(Saved data entries)
★ ★ ★ ★ ★ ★ ★

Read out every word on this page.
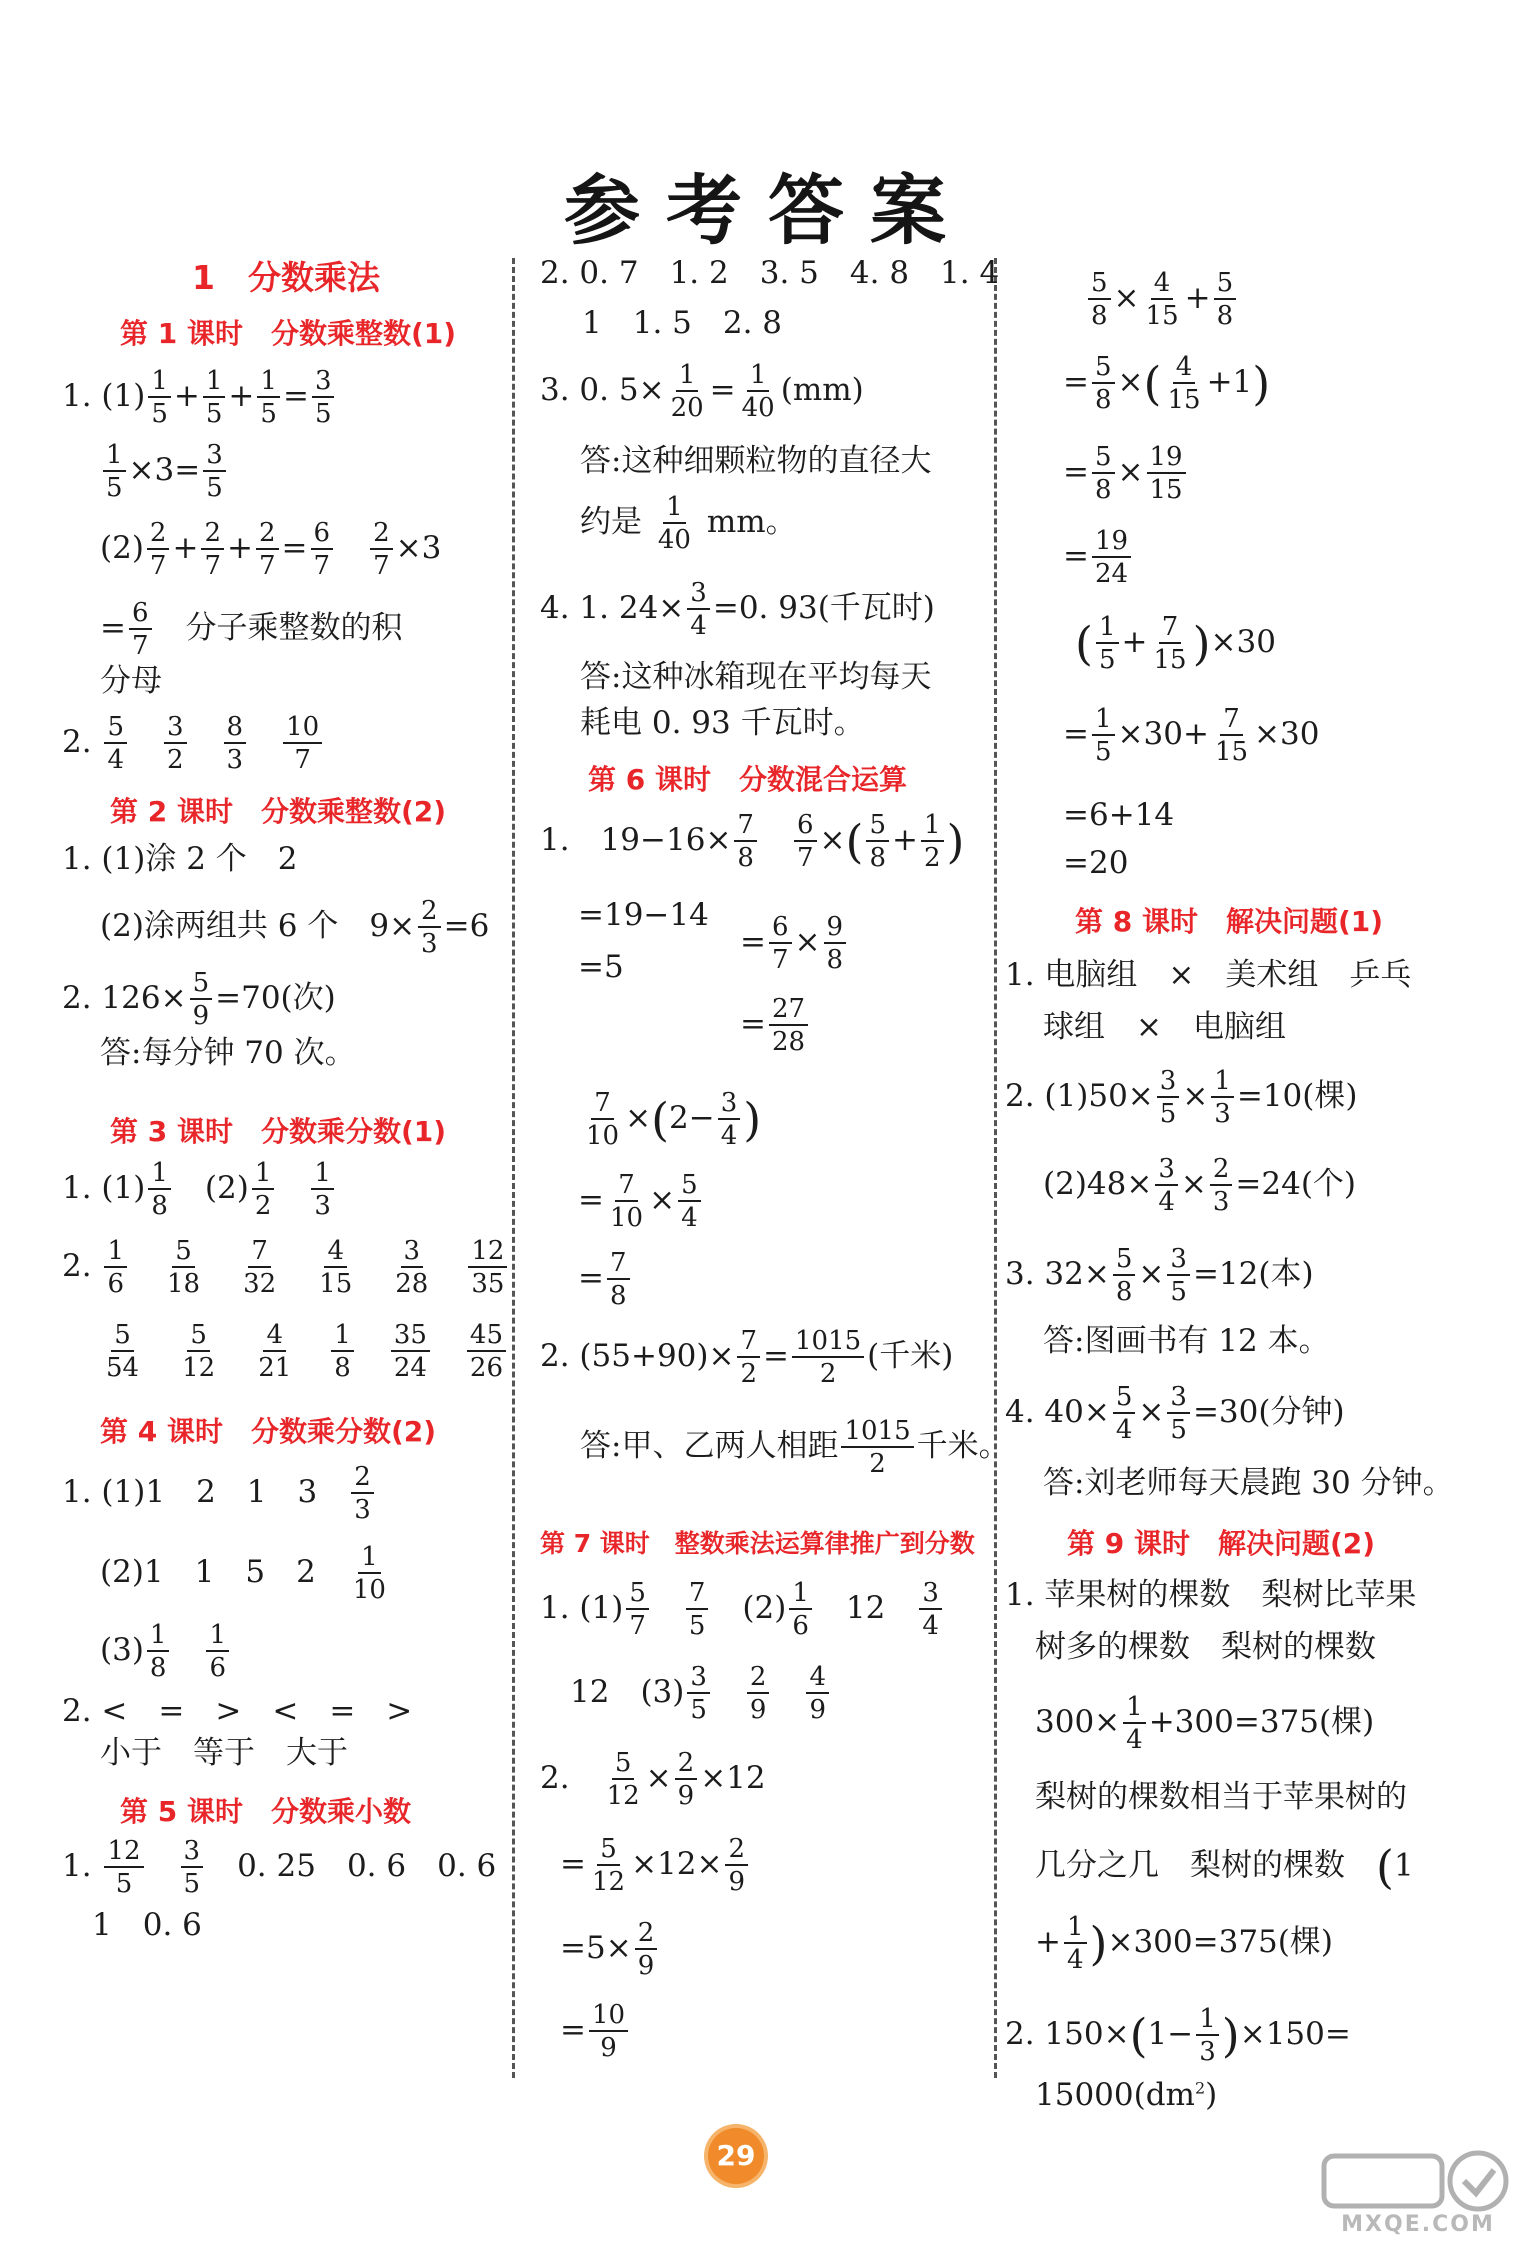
参考答案
1　分数乘法
第 1 课时　分数乘整数(1)
1. $(1) \frac{1}{5} + \frac{1}{5} + \frac{1}{5} = \frac{3}{5}$
$\frac{1}{5} \times 3= \frac{3}{5}$
$(2) \frac{2}{7} + \frac{2}{7} + \frac{2}{7} = \frac{6}{7}$
　 $\frac{2}{7} \times 3$
= $\frac{6}{7}$
　 分子乘整数的积
分母
2. $\frac{5}{4}$
　 $\frac{3}{2}$
　 $\frac{8}{3}$
　 $\frac{10}{7}$
第 2 课时　分数乘整数(2)
1. (1)涂 2 个　2
(2)涂两组共 6 个　$9\times \frac{2}{3} =6$
2. $126\times \frac{5}{9} =70$(次)
答:每分钟 70 次。
第 3 课时　分数乘分数(1)
1. $(1) \frac{1}{8}$ 　$(2) \frac{1}{2}$
　 $\frac{1}{3}$
2. $\frac{1}{6}$
　 $\frac{5}{18}$
　 $\frac{7}{32}$
　 $\frac{4}{15}$
　 $\frac{3}{28}$
　 $\frac{12}{35}$
$\frac{5}{54}$
　 $\frac{5}{12}$
　 $\frac{4}{21}$
　 $\frac{1}{8}$
　 $\frac{35}{24}$
　 $\frac{45}{26}$
第 4 课时　分数乘分数(2)
1. (1)1　2　1　3　 $\frac{2}{3}$
(2)1　1　5　2　 $\frac{1}{10}$
$(3) \frac{1}{8}$
　 $\frac{1}{6}$
2. <　=　>　<　=　>
小于　等于　大于
第 5 课时　分数乘小数
1. $\frac{12}{5}$
　 $\frac{3}{5}$
　 0. 25　0. 6　0. 6
1　0. 6
2. 0. 7　1. 2　3. 5　4. 8　1. 4
1　1. 5　2. 8
3. 0. $5\times \frac{1}{20} = \frac{1}{40} (mm)$
答:这种细颗粒物的直径大
约是 $\frac{1}{40}$ mm。
4. 1. $24\times \frac{3}{4} =0$. 93(千瓦时)
答:这种冰箱现在平均每天
耗电 0. 93 千瓦时。
第 6 课时　分数混合运算
1.　$19-16\times \frac{7}{8}$
　 $\frac{6}{7}$ ×( $\frac{5}{8} + \frac{1}{2}$ )
=19−14
=5
= $\frac{6}{7} \times \frac{9}{8}$
= $\frac{27}{28}$
$\frac{7}{10} \times(2- \frac{3}{4}$ )
= $\frac{7}{10} \times \frac{5}{4}$
= $\frac{7}{8}$
2. $(55+90)\times \frac{7}{2} = \frac{1015}{2}$ (千米)
答:甲、乙两人相距 $\frac{1015}{2}$ 千米。
第 7 课时　整数乘法运算律推广到分数
1. $(1) \frac{5}{7}$
　 $\frac{7}{5}$ 　$(2) \frac{1}{6}$ 　12　 $\frac{3}{4}$
12　$(3) \frac{3}{5}$
　 $\frac{2}{9}$
　 $\frac{4}{9}$
2.　 $\frac{5}{12} \times \frac{2}{9} \times 12$
= $\frac{5}{12} \times 12\times \frac{2}{9}$
$=5\times \frac{2}{9}$
= $\frac{10}{9}$
$\frac{5}{8} \times \frac{4}{15} + \frac{5}{8}$
= $\frac{5}{8}$ ×( $\frac{4}{15} +1$)
= $\frac{5}{8} \times \frac{19}{15}$
= $\frac{19}{24}$
( $\frac{1}{5} + \frac{7}{15} )\times 30$
= $\frac{1}{5} \times 30+ \frac{7}{15} \times 30$
=6+14
=20
第 8 课时　解决问题(1)
1. 电脑组　×　美术组　乒乓
球组　×　电脑组
2. $(1)50\times \frac{3}{5} \times \frac{1}{3} =10$(棵)
$(2)48\times \frac{3}{4} \times \frac{2}{3} =24$(个)
3. $32\times \frac{5}{8} \times \frac{3}{5} =12$(本)
答:图画书有 12 本。
4. $40\times \frac{5}{4} \times \frac{3}{5} =30$(分钟)
答:刘老师每天晨跑 30 分钟。
第 9 课时　解决问题(2)
1. 苹果树的棵数　梨树比苹果
树多的棵数　梨树的棵数
$300\times \frac{1}{4} +300=375$(棵)
梨树的棵数相当于苹果树的
几分之几　梨树的棵数　 (1
+ $\frac{1}{4} )\times 300=375$(棵)
2. $150\times(1- \frac{1}{3} )\times 150=$
$15000(dm^2)$
29
MXQE.COM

★ ★ ★ ★ ★ ★ ★

Written instruction: Your copy of the data should match it exactly, except that pictures are left out.

Exercise result:
Read out every word on this page.
参考答案
1　分数乘法
第 1 课时　分数乘整数(1)
1. $(1) \frac{1}{5} + \frac{1}{5} + \frac{1}{5} = \frac{3}{5}$
$\frac{1}{5} \times 3= \frac{3}{5}$
$(2) \frac{2}{7} + \frac{2}{7} + \frac{2}{7} = \frac{6}{7}$
　 $\frac{2}{7} \times 3$
= $\frac{6}{7}$
　 分子乘整数的积
分母
2. $\frac{5}{4}$
　 $\frac{3}{2}$
　 $\frac{8}{3}$
　 $\frac{10}{7}$
第 2 课时　分数乘整数(2)
1. (1)涂 2 个　2
(2)涂两组共 6 个　$9\times \frac{2}{3} =6$
2. $126\times \frac{5}{9} =70$(次)
答:每分钟 70 次。
第 3 课时　分数乘分数(1)
1. $(1) \frac{1}{8}$ 　$(2) \frac{1}{2}$
　 $\frac{1}{3}$
2. $\frac{1}{6}$
　 $\frac{5}{18}$
　 $\frac{7}{32}$
　 $\frac{4}{15}$
　 $\frac{3}{28}$
　 $\frac{12}{35}$
$\frac{5}{54}$
　 $\frac{5}{12}$
　 $\frac{4}{21}$
　 $\frac{1}{8}$
　 $\frac{35}{24}$
　 $\frac{45}{26}$
第 4 课时　分数乘分数(2)
1. (1)1　2　1　3　 $\frac{2}{3}$
(2)1　1　5　2　 $\frac{1}{10}$
$(3) \frac{1}{8}$
　 $\frac{1}{6}$
2. <　=　>　<　=　>
小于　等于　大于
第 5 课时　分数乘小数
1. $\frac{12}{5}$
　 $\frac{3}{5}$
　 0. 25　0. 6　0. 6
1　0. 6
2. 0. 7　1. 2　3. 5　4. 8　1. 4
1　1. 5　2. 8
3. 0. $5\times \frac{1}{20} = \frac{1}{40} (mm)$
答:这种细颗粒物的直径大
约是 $\frac{1}{40}$ mm。
4. 1. $24\times \frac{3}{4} =0$. 93(千瓦时)
答:这种冰箱现在平均每天
耗电 0. 93 千瓦时。
第 6 课时　分数混合运算
1.　$19-16\times \frac{7}{8}$
　 $\frac{6}{7}$ ×( $\frac{5}{8} + \frac{1}{2}$ )
=19−14
=5
= $\frac{6}{7} \times \frac{9}{8}$
= $\frac{27}{28}$
$\frac{7}{10} \times(2- \frac{3}{4}$ )
= $\frac{7}{10} \times \frac{5}{4}$
= $\frac{7}{8}$
2. $(55+90)\times \frac{7}{2} = \frac{1015}{2}$ (千米)
答:甲、乙两人相距 $\frac{1015}{2}$ 千米。
第 7 课时　整数乘法运算律推广到分数
1. $(1) \frac{5}{7}$
　 $\frac{7}{5}$ 　$(2) \frac{1}{6}$ 　12　 $\frac{3}{4}$
12　$(3) \frac{3}{5}$
　 $\frac{2}{9}$
　 $\frac{4}{9}$
2.　 $\frac{5}{12} \times \frac{2}{9} \times 12$
= $\frac{5}{12} \times 12\times \frac{2}{9}$
$=5\times \frac{2}{9}$
= $\frac{10}{9}$
$\frac{5}{8} \times \frac{4}{15} + \frac{5}{8}$
= $\frac{5}{8}$ ×( $\frac{4}{15} +1$)
= $\frac{5}{8} \times \frac{19}{15}$
= $\frac{19}{24}$
( $\frac{1}{5} + \frac{7}{15} )\times 30$
= $\frac{1}{5} \times 30+ \frac{7}{15} \times 30$
=6+14
=20
第 8 课时　解决问题(1)
1. 电脑组　×　美术组　乒乓
球组　×　电脑组
2. $(1)50\times \frac{3}{5} \times \frac{1}{3} =10$(棵)
$(2)48\times \frac{3}{4} \times \frac{2}{3} =24$(个)
3. $32\times \frac{5}{8} \times \frac{3}{5} =12$(本)
答:图画书有 12 本。
4. $40\times \frac{5}{4} \times \frac{3}{5} =30$(分钟)
答:刘老师每天晨跑 30 分钟。
第 9 课时　解决问题(2)
1. 苹果树的棵数　梨树比苹果
树多的棵数　梨树的棵数
$300\times \frac{1}{4} +300=375$(棵)
梨树的棵数相当于苹果树的
几分之几　梨树的棵数　 (1
+ $\frac{1}{4} )\times 300=375$(棵)
2. $150\times(1- \frac{1}{3} )\times 150=$
$15000(dm^2)$
29
MXQE.COM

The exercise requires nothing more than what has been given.